* [Problem to solve]: Locate the lines that hold the string "JSON". Copy every such line.

⁂

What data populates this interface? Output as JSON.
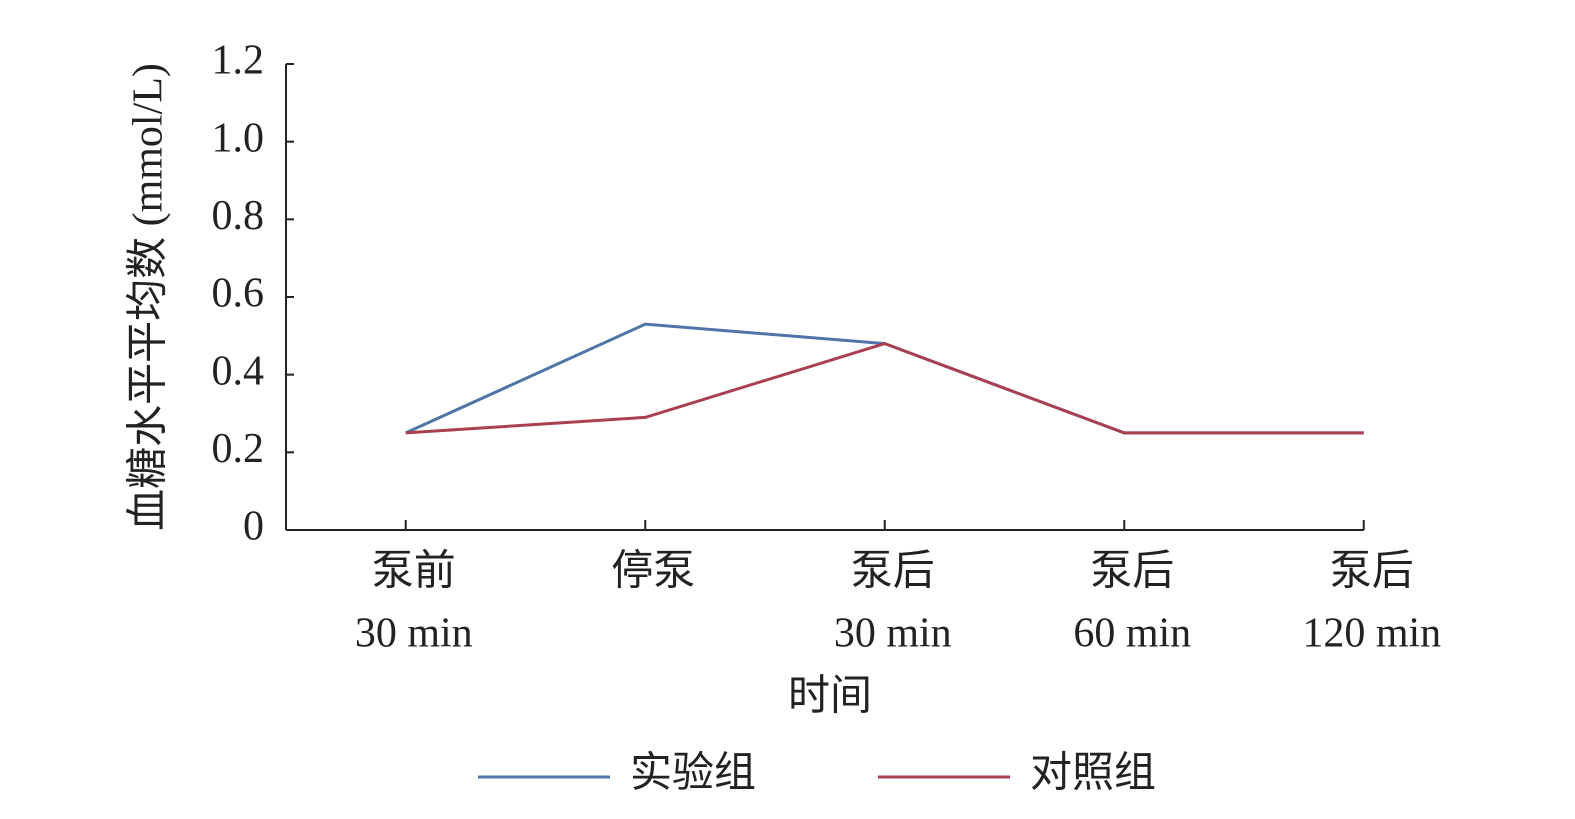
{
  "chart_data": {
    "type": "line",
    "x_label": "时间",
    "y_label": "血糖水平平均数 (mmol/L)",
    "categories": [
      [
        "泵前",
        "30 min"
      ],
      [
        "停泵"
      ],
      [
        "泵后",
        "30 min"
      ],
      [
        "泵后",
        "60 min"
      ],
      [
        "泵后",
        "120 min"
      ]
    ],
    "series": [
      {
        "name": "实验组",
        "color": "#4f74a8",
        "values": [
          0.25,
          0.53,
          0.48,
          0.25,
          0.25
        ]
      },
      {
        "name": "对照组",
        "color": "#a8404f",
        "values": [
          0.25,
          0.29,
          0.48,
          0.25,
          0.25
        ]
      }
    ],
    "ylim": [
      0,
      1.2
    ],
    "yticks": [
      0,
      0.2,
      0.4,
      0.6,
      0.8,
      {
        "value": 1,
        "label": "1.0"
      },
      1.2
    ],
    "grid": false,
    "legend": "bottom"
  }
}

⁂

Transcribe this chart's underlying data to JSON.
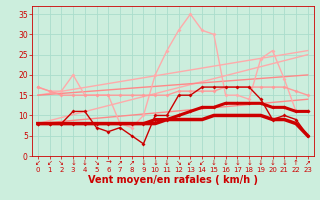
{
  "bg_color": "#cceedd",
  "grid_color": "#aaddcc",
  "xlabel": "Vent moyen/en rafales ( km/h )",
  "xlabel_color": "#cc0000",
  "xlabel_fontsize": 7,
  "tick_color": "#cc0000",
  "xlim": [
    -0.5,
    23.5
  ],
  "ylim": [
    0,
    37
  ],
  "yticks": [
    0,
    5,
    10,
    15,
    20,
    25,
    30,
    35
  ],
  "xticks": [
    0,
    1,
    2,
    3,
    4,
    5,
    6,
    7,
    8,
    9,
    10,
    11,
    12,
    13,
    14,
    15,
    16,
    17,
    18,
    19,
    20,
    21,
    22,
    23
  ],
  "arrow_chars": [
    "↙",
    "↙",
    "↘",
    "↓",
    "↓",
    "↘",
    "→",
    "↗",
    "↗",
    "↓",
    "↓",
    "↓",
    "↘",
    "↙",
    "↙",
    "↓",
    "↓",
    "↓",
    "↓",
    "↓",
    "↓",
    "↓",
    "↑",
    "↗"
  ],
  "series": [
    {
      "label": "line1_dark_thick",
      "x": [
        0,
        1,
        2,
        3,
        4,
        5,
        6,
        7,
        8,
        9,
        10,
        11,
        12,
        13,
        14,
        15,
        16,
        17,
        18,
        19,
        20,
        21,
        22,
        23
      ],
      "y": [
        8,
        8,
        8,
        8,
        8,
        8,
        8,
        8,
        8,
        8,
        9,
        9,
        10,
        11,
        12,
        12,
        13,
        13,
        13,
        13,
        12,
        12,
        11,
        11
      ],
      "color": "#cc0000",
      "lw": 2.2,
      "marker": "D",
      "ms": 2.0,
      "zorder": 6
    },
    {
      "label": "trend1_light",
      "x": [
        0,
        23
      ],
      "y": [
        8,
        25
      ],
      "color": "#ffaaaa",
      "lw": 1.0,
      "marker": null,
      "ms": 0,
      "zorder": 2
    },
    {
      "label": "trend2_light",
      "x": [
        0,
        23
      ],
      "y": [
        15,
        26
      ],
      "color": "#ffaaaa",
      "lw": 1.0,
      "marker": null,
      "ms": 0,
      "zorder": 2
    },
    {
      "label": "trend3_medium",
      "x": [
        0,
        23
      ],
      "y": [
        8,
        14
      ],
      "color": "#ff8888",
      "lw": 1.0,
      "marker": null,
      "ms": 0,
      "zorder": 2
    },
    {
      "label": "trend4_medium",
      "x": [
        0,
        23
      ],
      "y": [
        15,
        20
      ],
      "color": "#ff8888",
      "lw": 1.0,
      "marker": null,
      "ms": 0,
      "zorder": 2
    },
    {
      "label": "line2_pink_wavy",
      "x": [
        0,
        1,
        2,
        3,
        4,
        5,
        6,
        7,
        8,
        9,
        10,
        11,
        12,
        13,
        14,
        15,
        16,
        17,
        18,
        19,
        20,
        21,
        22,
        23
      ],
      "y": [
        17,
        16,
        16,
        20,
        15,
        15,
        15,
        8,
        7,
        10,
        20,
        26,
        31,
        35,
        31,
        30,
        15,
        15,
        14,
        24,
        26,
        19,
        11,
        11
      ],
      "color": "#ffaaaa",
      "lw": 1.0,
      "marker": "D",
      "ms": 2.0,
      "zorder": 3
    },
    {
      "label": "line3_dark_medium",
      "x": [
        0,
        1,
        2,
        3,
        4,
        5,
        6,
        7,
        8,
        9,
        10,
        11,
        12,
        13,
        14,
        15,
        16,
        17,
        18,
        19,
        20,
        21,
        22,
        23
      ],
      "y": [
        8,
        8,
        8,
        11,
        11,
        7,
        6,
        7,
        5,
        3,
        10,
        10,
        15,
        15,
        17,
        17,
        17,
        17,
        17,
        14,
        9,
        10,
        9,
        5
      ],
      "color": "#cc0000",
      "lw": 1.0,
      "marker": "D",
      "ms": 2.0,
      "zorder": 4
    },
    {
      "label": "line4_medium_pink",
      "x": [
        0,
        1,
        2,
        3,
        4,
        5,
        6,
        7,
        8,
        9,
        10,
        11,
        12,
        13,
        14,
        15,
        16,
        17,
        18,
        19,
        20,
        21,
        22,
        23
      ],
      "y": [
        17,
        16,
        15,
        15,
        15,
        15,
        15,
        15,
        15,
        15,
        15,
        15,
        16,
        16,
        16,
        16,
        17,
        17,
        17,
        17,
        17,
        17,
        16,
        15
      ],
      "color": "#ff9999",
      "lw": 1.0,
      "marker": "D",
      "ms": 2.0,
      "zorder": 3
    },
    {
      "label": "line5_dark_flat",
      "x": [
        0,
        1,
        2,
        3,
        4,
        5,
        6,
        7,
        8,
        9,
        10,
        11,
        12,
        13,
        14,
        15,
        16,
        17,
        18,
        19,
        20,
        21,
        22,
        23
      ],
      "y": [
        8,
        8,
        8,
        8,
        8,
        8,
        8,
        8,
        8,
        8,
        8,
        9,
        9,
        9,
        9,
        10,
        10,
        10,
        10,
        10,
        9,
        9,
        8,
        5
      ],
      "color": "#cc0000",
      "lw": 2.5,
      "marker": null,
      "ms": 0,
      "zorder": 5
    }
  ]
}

⁂

* [Answer below]:
What data populates this interface? Output as JSON.
Transcribe this chart's underlying data to JSON.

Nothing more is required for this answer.